━━━━━ Supplied data
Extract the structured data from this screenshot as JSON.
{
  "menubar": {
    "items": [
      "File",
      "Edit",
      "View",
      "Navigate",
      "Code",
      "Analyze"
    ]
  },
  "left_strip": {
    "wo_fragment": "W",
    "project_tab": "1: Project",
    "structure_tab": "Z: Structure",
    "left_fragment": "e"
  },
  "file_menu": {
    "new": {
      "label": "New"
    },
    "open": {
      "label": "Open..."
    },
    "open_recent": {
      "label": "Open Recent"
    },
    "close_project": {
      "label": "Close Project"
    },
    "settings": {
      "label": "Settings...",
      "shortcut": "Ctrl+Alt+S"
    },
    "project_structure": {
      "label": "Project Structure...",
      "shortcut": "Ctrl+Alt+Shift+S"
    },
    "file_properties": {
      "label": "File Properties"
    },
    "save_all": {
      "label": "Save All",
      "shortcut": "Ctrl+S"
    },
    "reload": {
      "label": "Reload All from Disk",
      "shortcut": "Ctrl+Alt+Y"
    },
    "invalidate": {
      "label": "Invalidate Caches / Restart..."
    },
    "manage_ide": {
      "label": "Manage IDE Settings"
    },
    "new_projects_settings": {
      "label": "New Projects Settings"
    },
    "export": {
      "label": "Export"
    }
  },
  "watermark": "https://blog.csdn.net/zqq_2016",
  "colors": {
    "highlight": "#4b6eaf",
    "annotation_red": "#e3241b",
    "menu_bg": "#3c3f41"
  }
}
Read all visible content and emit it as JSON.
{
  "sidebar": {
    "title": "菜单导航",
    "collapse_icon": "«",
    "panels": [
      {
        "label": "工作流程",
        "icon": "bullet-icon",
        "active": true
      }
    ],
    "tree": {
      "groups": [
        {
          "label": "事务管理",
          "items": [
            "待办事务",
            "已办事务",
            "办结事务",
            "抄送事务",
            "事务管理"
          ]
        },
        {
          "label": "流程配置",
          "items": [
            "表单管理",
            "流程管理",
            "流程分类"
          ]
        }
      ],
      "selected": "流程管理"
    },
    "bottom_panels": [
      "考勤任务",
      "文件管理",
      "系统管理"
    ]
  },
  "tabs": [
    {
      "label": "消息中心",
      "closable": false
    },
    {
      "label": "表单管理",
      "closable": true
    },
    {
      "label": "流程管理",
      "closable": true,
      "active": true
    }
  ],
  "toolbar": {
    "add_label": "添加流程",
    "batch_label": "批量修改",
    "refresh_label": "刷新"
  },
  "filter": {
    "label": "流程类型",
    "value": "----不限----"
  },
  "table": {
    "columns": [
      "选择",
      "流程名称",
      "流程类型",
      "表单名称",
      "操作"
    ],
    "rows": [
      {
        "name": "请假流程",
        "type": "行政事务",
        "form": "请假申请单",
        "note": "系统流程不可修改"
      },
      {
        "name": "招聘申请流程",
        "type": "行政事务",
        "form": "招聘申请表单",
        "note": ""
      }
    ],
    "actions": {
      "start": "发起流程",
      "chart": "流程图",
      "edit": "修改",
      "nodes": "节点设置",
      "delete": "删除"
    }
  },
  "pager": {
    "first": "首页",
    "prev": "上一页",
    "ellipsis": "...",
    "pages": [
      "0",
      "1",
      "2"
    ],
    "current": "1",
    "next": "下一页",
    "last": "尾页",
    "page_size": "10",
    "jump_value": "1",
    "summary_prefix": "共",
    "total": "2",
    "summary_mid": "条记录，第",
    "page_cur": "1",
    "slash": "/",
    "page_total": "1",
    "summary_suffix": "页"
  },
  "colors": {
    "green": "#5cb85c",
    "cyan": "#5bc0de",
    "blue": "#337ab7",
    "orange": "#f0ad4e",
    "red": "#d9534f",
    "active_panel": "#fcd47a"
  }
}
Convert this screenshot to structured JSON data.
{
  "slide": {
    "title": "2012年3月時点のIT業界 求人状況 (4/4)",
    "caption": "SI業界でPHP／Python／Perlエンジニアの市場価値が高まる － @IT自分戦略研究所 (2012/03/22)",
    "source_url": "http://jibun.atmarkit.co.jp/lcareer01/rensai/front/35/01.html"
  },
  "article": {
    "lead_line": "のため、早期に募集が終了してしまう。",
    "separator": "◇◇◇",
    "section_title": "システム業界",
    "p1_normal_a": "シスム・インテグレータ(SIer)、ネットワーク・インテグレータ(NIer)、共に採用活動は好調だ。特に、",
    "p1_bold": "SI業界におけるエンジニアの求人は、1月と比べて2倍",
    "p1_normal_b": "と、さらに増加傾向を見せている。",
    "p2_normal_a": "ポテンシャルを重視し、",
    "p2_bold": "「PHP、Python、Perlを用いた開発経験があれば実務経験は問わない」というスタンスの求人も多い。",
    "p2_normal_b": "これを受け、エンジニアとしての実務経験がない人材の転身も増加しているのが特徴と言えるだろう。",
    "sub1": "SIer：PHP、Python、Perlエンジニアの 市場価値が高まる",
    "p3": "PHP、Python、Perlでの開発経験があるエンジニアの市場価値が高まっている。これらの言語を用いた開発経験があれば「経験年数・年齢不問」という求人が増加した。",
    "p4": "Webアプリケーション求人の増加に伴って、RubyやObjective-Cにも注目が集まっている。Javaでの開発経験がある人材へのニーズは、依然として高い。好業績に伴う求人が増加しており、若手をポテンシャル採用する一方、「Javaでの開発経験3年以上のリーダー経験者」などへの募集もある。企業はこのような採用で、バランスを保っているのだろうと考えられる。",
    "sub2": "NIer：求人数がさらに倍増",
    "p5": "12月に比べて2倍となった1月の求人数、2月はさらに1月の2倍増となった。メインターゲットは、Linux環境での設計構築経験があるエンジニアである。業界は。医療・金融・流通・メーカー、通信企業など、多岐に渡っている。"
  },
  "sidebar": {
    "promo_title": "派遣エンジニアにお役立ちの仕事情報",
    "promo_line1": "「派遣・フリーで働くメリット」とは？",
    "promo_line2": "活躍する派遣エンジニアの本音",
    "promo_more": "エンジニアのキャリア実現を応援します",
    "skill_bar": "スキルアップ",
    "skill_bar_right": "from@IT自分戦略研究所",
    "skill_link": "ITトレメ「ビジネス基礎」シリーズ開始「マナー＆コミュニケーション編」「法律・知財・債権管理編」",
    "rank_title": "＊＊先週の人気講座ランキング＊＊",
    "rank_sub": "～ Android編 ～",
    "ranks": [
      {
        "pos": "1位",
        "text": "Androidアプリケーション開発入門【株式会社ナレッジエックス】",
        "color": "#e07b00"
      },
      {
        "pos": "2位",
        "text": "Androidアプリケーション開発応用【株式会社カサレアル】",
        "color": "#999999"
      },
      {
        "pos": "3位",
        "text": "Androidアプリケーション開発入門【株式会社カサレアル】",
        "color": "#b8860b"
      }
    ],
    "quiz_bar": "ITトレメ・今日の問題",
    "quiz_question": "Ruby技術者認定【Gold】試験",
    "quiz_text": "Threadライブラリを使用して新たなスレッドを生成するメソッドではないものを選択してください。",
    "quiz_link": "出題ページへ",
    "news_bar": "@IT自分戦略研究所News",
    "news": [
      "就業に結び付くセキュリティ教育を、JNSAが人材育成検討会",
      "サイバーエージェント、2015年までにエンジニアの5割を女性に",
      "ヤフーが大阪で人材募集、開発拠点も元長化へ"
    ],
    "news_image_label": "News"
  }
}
━━━━━━━━━━
_Objective:_
Restate the whole of the material exactly.

_Answer to the problem:_
Extract the structured data from this screenshot as JSON.
{
  "menubar": {
    "items": [
      "File",
      "Edit",
      "View",
      "Navigate",
      "Code",
      "Analyze"
    ]
  },
  "left_strip": {
    "wo_fragment": "W",
    "project_tab": "1: Project",
    "structure_tab": "Z: Structure",
    "left_fragment": "e"
  },
  "file_menu": {
    "new": {
      "label": "New"
    },
    "open": {
      "label": "Open..."
    },
    "open_recent": {
      "label": "Open Recent"
    },
    "close_project": {
      "label": "Close Project"
    },
    "settings": {
      "label": "Settings...",
      "shortcut": "Ctrl+Alt+S"
    },
    "project_structure": {
      "label": "Project Structure...",
      "shortcut": "Ctrl+Alt+Shift+S"
    },
    "file_properties": {
      "label": "File Properties"
    },
    "save_all": {
      "label": "Save All",
      "shortcut": "Ctrl+S"
    },
    "reload": {
      "label": "Reload All from Disk",
      "shortcut": "Ctrl+Alt+Y"
    },
    "invalidate": {
      "label": "Invalidate Caches / Restart..."
    },
    "manage_ide": {
      "label": "Manage IDE Settings"
    },
    "new_projects_settings": {
      "label": "New Projects Settings"
    },
    "export": {
      "label": "Export"
    }
  },
  "watermark": "https://blog.csdn.net/zqq_2016",
  "colors": {
    "highlight": "#4b6eaf",
    "annotation_red": "#e3241b",
    "menu_bg": "#3c3f41"
  }
}
Read all visible content and emit it as JSON.
{
  "sidebar": {
    "title": "菜单导航",
    "collapse_icon": "«",
    "panels": [
      {
        "label": "工作流程",
        "icon": "bullet-icon",
        "active": true
      }
    ],
    "tree": {
      "groups": [
        {
          "label": "事务管理",
          "items": [
            "待办事务",
            "已办事务",
            "办结事务",
            "抄送事务",
            "事务管理"
          ]
        },
        {
          "label": "流程配置",
          "items": [
            "表单管理",
            "流程管理",
            "流程分类"
          ]
        }
      ],
      "selected": "流程管理"
    },
    "bottom_panels": [
      "考勤任务",
      "文件管理",
      "系统管理"
    ]
  },
  "tabs": [
    {
      "label": "消息中心",
      "closable": false
    },
    {
      "label": "表单管理",
      "closable": true
    },
    {
      "label": "流程管理",
      "closable": true,
      "active": true
    }
  ],
  "toolbar": {
    "add_label": "添加流程",
    "batch_label": "批量修改",
    "refresh_label": "刷新"
  },
  "filter": {
    "label": "流程类型",
    "value": "----不限----"
  },
  "table": {
    "columns": [
      "选择",
      "流程名称",
      "流程类型",
      "表单名称",
      "操作"
    ],
    "rows": [
      {
        "name": "请假流程",
        "type": "行政事务",
        "form": "请假申请单",
        "note": "系统流程不可修改"
      },
      {
        "name": "招聘申请流程",
        "type": "行政事务",
        "form": "招聘申请表单",
        "note": ""
      }
    ],
    "actions": {
      "start": "发起流程",
      "chart": "流程图",
      "edit": "修改",
      "nodes": "节点设置",
      "delete": "删除"
    }
  },
  "pager": {
    "first": "首页",
    "prev": "上一页",
    "ellipsis": "...",
    "pages": [
      "0",
      "1",
      "2"
    ],
    "current": "1",
    "next": "下一页",
    "last": "尾页",
    "page_size": "10",
    "jump_value": "1",
    "summary_prefix": "共",
    "total": "2",
    "summary_mid": "条记录，第",
    "page_cur": "1",
    "slash": "/",
    "page_total": "1",
    "summary_suffix": "页"
  },
  "colors": {
    "green": "#5cb85c",
    "cyan": "#5bc0de",
    "blue": "#337ab7",
    "orange": "#f0ad4e",
    "red": "#d9534f",
    "active_panel": "#fcd47a"
  }
}
Convert this screenshot to structured JSON data.
{
  "slide": {
    "title": "2012年3月時点のIT業界 求人状況 (4/4)",
    "caption": "SI業界でPHP／Python／Perlエンジニアの市場価値が高まる － @IT自分戦略研究所 (2012/03/22)",
    "source_url": "http://jibun.atmarkit.co.jp/lcareer01/rensai/front/35/01.html"
  },
  "article": {
    "lead_line": "のため、早期に募集が終了してしまう。",
    "separator": "◇◇◇",
    "section_title": "システム業界",
    "p1_normal_a": "シスム・インテグレータ(SIer)、ネットワーク・インテグレータ(NIer)、共に採用活動は好調だ。特に、",
    "p1_bold": "SI業界におけるエンジニアの求人は、1月と比べて2倍",
    "p1_normal_b": "と、さらに増加傾向を見せている。",
    "p2_normal_a": "ポテンシャルを重視し、",
    "p2_bold": "「PHP、Python、Perlを用いた開発経験があれば実務経験は問わない」というスタンスの求人も多い。",
    "p2_normal_b": "これを受け、エンジニアとしての実務経験がない人材の転身も増加しているのが特徴と言えるだろう。",
    "sub1": "SIer：PHP、Python、Perlエンジニアの 市場価値が高まる",
    "p3": "PHP、Python、Perlでの開発経験があるエンジニアの市場価値が高まっている。これらの言語を用いた開発経験があれば「経験年数・年齢不問」という求人が増加した。",
    "p4": "Webアプリケーション求人の増加に伴って、RubyやObjective-Cにも注目が集まっている。Javaでの開発経験がある人材へのニーズは、依然として高い。好業績に伴う求人が増加しており、若手をポテンシャル採用する一方、「Javaでの開発経験3年以上のリーダー経験者」などへの募集もある。企業はこのような採用で、バランスを保っているのだろうと考えられる。",
    "sub2": "NIer：求人数がさらに倍増",
    "p5": "12月に比べて2倍となった1月の求人数、2月はさらに1月の2倍増となった。メインターゲットは、Linux環境での設計構築経験があるエンジニアである。業界は。医療・金融・流通・メーカー、通信企業など、多岐に渡っている。"
  },
  "sidebar": {
    "promo_title": "派遣エンジニアにお役立ちの仕事情報",
    "promo_line1": "「派遣・フリーで働くメリット」とは？",
    "promo_line2": "活躍する派遣エンジニアの本音",
    "promo_more": "エンジニアのキャリア実現を応援します",
    "skill_bar": "スキルアップ",
    "skill_bar_right": "from@IT自分戦略研究所",
    "skill_link": "ITトレメ「ビジネス基礎」シリーズ開始「マナー＆コミュニケーション編」「法律・知財・債権管理編」",
    "rank_title": "＊＊先週の人気講座ランキング＊＊",
    "rank_sub": "～ Android編 ～",
    "ranks": [
      {
        "pos": "1位",
        "text": "Androidアプリケーション開発入門【株式会社ナレッジエックス】",
        "color": "#e07b00"
      },
      {
        "pos": "2位",
        "text": "Androidアプリケーション開発応用【株式会社カサレアル】",
        "color": "#999999"
      },
      {
        "pos": "3位",
        "text": "Androidアプリケーション開発入門【株式会社カサレアル】",
        "color": "#b8860b"
      }
    ],
    "quiz_bar": "ITトレメ・今日の問題",
    "quiz_question": "Ruby技術者認定【Gold】試験",
    "quiz_text": "Threadライブラリを使用して新たなスレッドを生成するメソッドではないものを選択してください。",
    "quiz_link": "出題ページへ",
    "news_bar": "@IT自分戦略研究所News",
    "news": [
      "就業に結び付くセキュリティ教育を、JNSAが人材育成検討会",
      "サイバーエージェント、2015年までにエンジニアの5割を女性に",
      "ヤフーが大阪で人材募集、開発拠点も元長化へ"
    ],
    "news_image_label": "News"
  }
}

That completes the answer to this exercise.